[Entries from a dataset]
====================

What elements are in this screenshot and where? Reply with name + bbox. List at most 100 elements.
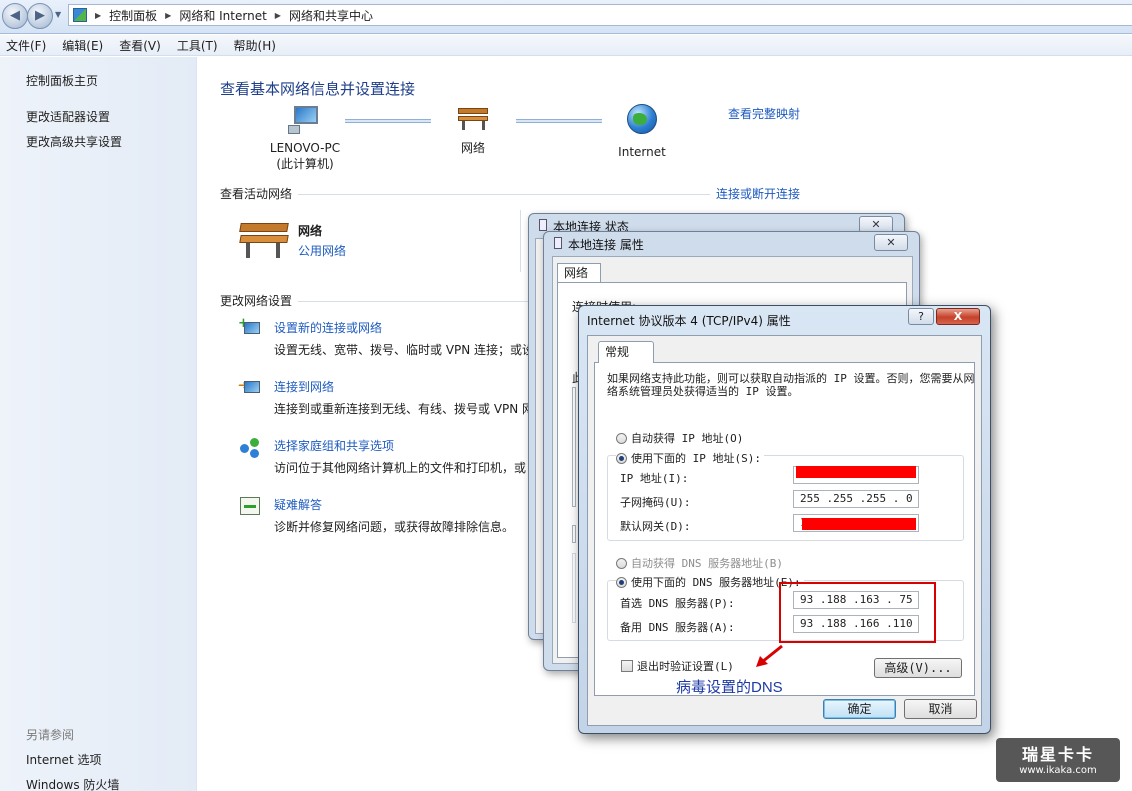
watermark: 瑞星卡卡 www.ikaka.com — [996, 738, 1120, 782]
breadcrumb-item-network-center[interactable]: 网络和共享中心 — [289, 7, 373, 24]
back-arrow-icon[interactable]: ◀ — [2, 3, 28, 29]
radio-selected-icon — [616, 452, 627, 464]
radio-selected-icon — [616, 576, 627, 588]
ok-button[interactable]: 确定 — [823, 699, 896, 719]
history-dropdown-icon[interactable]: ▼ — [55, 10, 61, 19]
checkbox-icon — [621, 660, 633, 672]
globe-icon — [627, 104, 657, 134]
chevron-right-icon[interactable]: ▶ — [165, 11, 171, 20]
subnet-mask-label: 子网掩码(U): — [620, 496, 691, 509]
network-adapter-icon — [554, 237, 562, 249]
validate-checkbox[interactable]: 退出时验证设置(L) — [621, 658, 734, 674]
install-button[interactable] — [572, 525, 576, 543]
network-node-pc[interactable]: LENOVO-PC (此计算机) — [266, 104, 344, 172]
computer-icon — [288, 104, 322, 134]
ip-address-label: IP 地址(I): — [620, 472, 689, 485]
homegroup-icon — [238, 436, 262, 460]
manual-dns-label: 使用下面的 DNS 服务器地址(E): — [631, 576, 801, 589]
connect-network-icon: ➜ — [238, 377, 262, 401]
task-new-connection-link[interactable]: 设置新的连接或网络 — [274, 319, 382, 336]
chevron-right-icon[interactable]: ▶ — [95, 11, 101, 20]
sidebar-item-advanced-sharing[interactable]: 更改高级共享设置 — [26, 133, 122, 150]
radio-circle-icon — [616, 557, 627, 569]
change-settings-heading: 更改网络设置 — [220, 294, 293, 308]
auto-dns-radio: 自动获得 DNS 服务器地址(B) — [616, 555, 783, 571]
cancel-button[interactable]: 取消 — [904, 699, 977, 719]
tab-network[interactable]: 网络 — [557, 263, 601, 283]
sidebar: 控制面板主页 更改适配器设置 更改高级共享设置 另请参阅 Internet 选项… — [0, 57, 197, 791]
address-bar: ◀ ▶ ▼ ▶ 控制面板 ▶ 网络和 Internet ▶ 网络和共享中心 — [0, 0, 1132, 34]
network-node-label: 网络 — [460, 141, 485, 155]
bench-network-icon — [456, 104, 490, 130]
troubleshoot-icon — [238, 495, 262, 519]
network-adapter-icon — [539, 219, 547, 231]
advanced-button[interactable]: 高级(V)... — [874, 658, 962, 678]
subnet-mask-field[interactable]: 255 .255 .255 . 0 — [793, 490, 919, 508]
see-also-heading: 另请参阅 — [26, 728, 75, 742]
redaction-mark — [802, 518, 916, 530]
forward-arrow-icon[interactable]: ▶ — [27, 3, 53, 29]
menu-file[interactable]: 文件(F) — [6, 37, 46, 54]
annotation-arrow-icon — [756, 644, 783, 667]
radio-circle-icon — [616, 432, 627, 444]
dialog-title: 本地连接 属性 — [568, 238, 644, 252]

====================

* _STATED PROBLEM_
Reproduce every line of the entries above word for word, omitting the pictures.

* _EXERCISE ANSWER_
What elements are in this screenshot and where? Reply with name + bbox. List at most 100 elements.
watermark: 瑞星卡卡 www.ikaka.com — [996, 738, 1120, 782]
breadcrumb-item-network-center[interactable]: 网络和共享中心 — [289, 7, 373, 24]
back-arrow-icon[interactable]: ◀ — [2, 3, 28, 29]
radio-selected-icon — [616, 452, 627, 464]
radio-selected-icon — [616, 576, 627, 588]
ok-button[interactable]: 确定 — [823, 699, 896, 719]
history-dropdown-icon[interactable]: ▼ — [55, 10, 61, 19]
checkbox-icon — [621, 660, 633, 672]
globe-icon — [627, 104, 657, 134]
chevron-right-icon[interactable]: ▶ — [165, 11, 171, 20]
subnet-mask-label: 子网掩码(U): — [620, 496, 691, 509]
network-adapter-icon — [554, 237, 562, 249]
validate-checkbox[interactable]: 退出时验证设置(L) — [621, 658, 734, 674]
install-button[interactable] — [572, 525, 576, 543]
network-node-pc[interactable]: LENOVO-PC (此计算机) — [266, 104, 344, 172]
computer-icon — [288, 104, 322, 134]
ip-address-label: IP 地址(I): — [620, 472, 689, 485]
homegroup-icon — [238, 436, 262, 460]
manual-dns-label: 使用下面的 DNS 服务器地址(E): — [631, 576, 801, 589]
connect-network-icon: ➜ — [238, 377, 262, 401]
task-new-connection-link[interactable]: 设置新的连接或网络 — [274, 319, 382, 336]
chevron-right-icon[interactable]: ▶ — [95, 11, 101, 20]
sidebar-item-advanced-sharing[interactable]: 更改高级共享设置 — [26, 133, 122, 150]
radio-circle-icon — [616, 557, 627, 569]
change-settings-heading: 更改网络设置 — [220, 294, 293, 308]
auto-dns-radio: 自动获得 DNS 服务器地址(B) — [616, 555, 783, 571]
cancel-button[interactable]: 取消 — [904, 699, 977, 719]
tab-network[interactable]: 网络 — [557, 263, 601, 283]
sidebar: 控制面板主页 更改适配器设置 更改高级共享设置 另请参阅 Internet 选项… — [0, 57, 197, 791]
address-bar: ◀ ▶ ▼ ▶ 控制面板 ▶ 网络和 Internet ▶ 网络和共享中心 — [0, 0, 1132, 34]
network-node-label: 网络 — [460, 141, 485, 155]
bench-network-icon — [456, 104, 490, 130]
troubleshoot-icon — [238, 495, 262, 519]
network-adapter-icon — [539, 219, 547, 231]
advanced-button[interactable]: 高级(V)... — [874, 658, 962, 678]
subnet-mask-field[interactable]: 255 .255 .255 . 0 — [793, 490, 919, 508]
see-also-heading: 另请参阅 — [26, 728, 75, 742]
redaction-mark — [802, 518, 916, 530]
forward-arrow-icon[interactable]: ▶ — [27, 3, 53, 29]
menu-file[interactable]: 文件(F) — [6, 37, 46, 54]
annotation-arrow-icon — [756, 644, 783, 667]
radio-circle-icon — [616, 432, 627, 444]
dialog-title: 本地连接 属性 — [568, 238, 644, 252]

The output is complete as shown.